Data excerpts

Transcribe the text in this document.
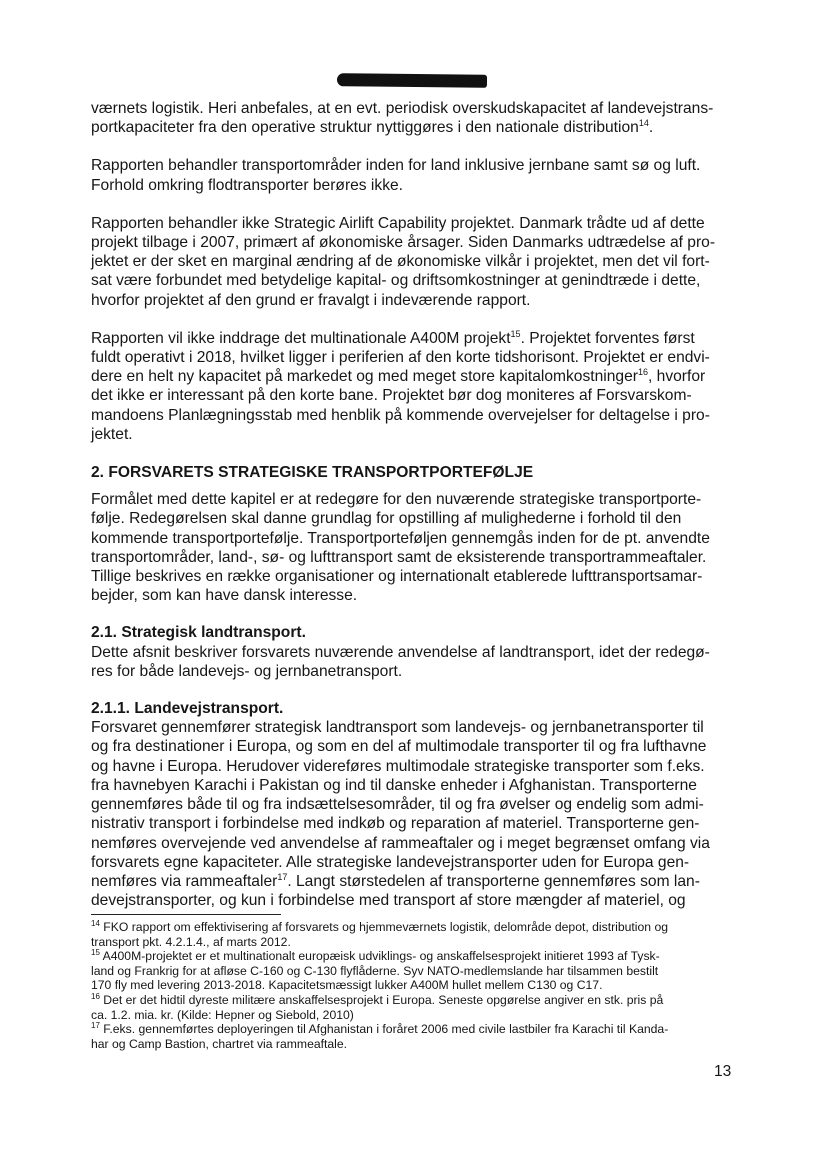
værnets logistik. Heri anbefales, at en evt. periodisk overskudskapacitet af landevejstrans-
portkapaciteter fra den operative struktur nyttiggøres i den nationale distribution$^{14}$.
Rapporten behandler transportområder inden for land inklusive jernbane samt sø og luft.
Forhold omkring flodtransporter berøres ikke.
Rapporten behandler ikke Strategic Airlift Capability projektet. Danmark trådte ud af dette
projekt tilbage i 2007, primært af økonomiske årsager. Siden Danmarks udtrædelse af pro-
jektet er der sket en marginal ændring af de økonomiske vilkår i projektet, men det vil fort-
sat være forbundet med betydelige kapital- og driftsomkostninger at genindtræde i dette,
hvorfor projektet af den grund er fravalgt i indeværende rapport.
Rapporten vil ikke inddrage det multinationale A400M projekt$^{15}$. Projektet forventes først
fuldt operativt i 2018, hvilket ligger i periferien af den korte tidshorisont. Projektet er endvi-
dere en helt ny kapacitet på markedet og med meget store kapitalomkostninger$^{16}$, hvorfor
det ikke er interessant på den korte bane. Projektet bør dog moniteres af Forsvarskom-
mandoens Planlægningsstab med henblik på kommende overvejelser for deltagelse i pro-
jektet.
2. FORSVARETS STRATEGISKE TRANSPORTPORTEFØLJE
Formålet med dette kapitel er at redegøre for den nuværende strategiske transportporte-
følje. Redegørelsen skal danne grundlag for opstilling af mulighederne i forhold til den
kommende transportportefølje. Transportporteføljen gennemgås inden for de pt. anvendte
transportområder, land-, sø- og lufttransport samt de eksisterende transportrammeaftaler.
Tillige beskrives en række organisationer og internationalt etablerede lufttransportsamar-
bejder, som kan have dansk interesse.
2.1. Strategisk landtransport.
Dette afsnit beskriver forsvarets nuværende anvendelse af landtransport, idet der redegø-
res for både landevejs- og jernbanetransport.
2.1.1. Landevejstransport.
Forsvaret gennemfører strategisk landtransport som landevejs- og jernbanetransporter til
og fra destinationer i Europa, og som en del af multimodale transporter til og fra lufthavne
og havne i Europa. Herudover videreføres multimodale strategiske transporter som f.eks.
fra havnebyen Karachi i Pakistan og ind til danske enheder i Afghanistan. Transporterne
gennemføres både til og fra indsættelsesområder, til og fra øvelser og endelig som admi-
nistrativ transport i forbindelse med indkøb og reparation af materiel. Transporterne gen-
nemføres overvejende ved anvendelse af rammeaftaler og i meget begrænset omfang via
forsvarets egne kapaciteter. Alle strategiske landevejstransporter uden for Europa gen-
nemføres via rammeaftaler$^{17}$. Langt størstedelen af transporterne gennemføres som lan-
devejstransporter, og kun i forbindelse med transport af store mængder af materiel, og
$^{14}$ FKO rapport om effektivisering af forsvarets og hjemmeværnets logistik, delområde depot, distribution og
transport pkt. 4.2.1.4., af marts 2012.
$^{15}$ A400M-projektet er et multinationalt europæisk udviklings- og anskaffelsesprojekt initieret 1993 af Tysk-
land og Frankrig for at afløse C-160 og C-130 flyflåderne. Syv NATO-medlemslande har tilsammen bestilt
170 fly med levering 2013-2018. Kapacitetsmæssigt lukker A400M hullet mellem C130 og C17.
$^{16}$ Det er det hidtil dyreste militære anskaffelsesprojekt i Europa. Seneste opgørelse angiver en stk. pris på
ca. 1.2. mia. kr. (Kilde: Hepner og Siebold, 2010)
$^{17}$ F.eks. gennemførtes deployeringen til Afghanistan i foråret 2006 med civile lastbiler fra Karachi til Kanda-
har og Camp Bastion, chartret via rammeaftale.
13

__INSTRUCTION__.
Gather each line of the listing that holds the string "meget".

__SOLUTION TO THE EXERCISE__.
dere en helt ny kapacitet på markedet og med meget store kapitalomkostninger$^{16}$, hvorfor
nemføres overvejende ved anvendelse af rammeaftaler og i meget begrænset omfang via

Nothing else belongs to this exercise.